(Stored records)
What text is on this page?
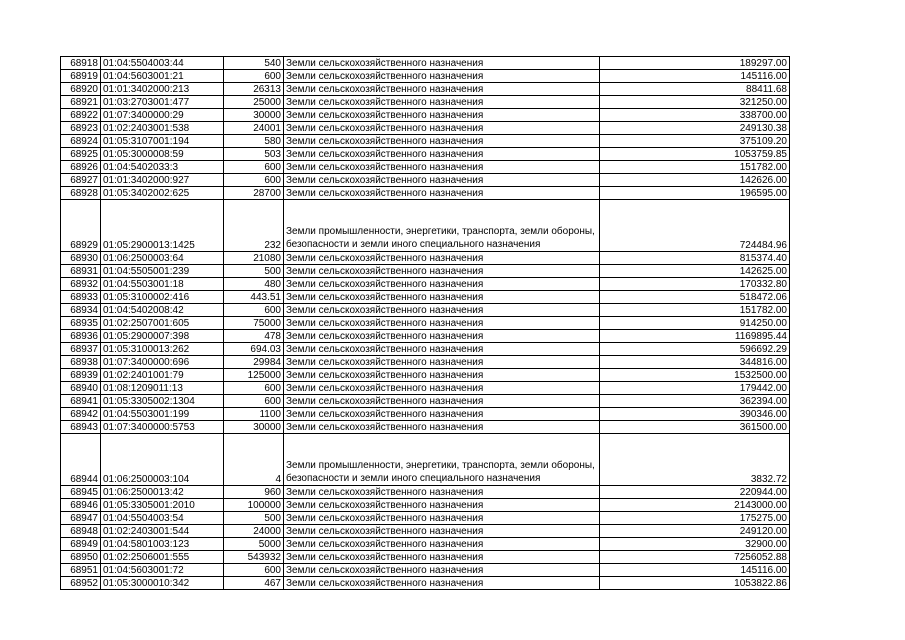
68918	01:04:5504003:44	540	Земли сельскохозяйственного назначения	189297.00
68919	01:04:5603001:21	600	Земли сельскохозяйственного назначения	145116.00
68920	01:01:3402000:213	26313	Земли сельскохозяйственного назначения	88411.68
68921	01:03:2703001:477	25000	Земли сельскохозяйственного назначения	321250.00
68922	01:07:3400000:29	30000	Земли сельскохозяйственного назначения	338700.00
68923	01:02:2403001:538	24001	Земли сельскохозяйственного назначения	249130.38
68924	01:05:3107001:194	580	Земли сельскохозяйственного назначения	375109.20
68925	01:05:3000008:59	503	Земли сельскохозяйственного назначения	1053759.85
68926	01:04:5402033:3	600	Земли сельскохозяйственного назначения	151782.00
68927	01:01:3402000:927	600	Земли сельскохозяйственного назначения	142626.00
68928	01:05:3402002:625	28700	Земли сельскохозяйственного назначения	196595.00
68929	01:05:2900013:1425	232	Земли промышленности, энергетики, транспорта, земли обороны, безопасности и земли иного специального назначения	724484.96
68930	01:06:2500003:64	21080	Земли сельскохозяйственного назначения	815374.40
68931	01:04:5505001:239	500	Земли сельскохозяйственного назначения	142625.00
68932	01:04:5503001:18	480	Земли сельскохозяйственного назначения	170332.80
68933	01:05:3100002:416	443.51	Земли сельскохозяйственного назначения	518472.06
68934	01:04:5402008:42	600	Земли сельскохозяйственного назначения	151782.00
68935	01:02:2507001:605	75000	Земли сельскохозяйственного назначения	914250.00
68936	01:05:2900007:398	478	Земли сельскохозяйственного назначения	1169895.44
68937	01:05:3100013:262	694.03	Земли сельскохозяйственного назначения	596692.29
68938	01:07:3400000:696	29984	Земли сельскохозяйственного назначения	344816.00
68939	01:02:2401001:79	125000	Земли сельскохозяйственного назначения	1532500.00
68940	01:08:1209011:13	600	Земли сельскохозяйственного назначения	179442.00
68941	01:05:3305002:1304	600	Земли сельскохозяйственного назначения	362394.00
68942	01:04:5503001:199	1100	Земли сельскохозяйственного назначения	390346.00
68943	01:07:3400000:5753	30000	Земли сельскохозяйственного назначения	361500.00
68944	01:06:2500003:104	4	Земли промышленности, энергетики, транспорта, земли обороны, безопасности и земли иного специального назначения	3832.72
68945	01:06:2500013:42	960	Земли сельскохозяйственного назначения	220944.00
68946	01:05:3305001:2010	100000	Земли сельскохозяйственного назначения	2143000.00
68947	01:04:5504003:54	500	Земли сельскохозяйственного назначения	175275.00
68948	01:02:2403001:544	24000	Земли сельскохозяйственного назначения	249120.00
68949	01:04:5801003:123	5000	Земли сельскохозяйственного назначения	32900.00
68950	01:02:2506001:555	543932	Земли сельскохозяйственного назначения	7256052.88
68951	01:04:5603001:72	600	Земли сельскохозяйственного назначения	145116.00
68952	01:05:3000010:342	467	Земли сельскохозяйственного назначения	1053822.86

(OBJECTIVE):
Look through the material above and pick out each line holding the word "энергетики".

(COMPLETE ANSWER):
68929	01:05:2900013:1425	232	Земли промышленности, энергетики, транспорта, земли обороны, безопасности и земли иного специального назначения	724484.96
68944	01:06:2500003:104	4	Земли промышленности, энергетики, транспорта, земли обороны, безопасности и земли иного специального назначения	3832.72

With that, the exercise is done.